--- start ---
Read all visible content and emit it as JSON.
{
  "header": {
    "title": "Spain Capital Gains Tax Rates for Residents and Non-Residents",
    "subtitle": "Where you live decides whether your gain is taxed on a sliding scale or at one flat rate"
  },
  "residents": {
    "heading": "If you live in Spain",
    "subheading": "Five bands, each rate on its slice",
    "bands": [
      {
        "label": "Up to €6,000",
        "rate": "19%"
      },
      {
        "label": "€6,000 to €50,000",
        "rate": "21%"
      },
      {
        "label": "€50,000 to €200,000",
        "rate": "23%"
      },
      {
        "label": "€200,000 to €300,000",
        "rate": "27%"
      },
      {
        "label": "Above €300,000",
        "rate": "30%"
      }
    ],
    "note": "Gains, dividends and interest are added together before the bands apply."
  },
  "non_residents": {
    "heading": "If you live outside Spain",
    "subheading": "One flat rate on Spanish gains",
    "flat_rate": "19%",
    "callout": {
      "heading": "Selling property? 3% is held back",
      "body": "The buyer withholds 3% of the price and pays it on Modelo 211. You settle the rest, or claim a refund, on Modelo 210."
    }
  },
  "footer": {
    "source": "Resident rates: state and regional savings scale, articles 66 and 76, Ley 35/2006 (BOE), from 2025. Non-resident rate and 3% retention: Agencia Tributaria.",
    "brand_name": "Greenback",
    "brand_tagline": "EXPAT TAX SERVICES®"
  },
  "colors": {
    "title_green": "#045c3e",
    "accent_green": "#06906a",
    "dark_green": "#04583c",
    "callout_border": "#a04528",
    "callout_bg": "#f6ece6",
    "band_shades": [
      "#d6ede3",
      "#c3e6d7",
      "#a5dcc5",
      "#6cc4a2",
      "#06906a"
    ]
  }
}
--- end ---
### WRITTEN PROBLEM
In the entries above, identify every line with the string "Spain".

### WRITTEN SOLUTION
    "title": "Spain Capital Gains Tax Rates for Residents and Non-Residents",
    "heading": "If you live in Spain",
    "heading": "If you live outside Spain",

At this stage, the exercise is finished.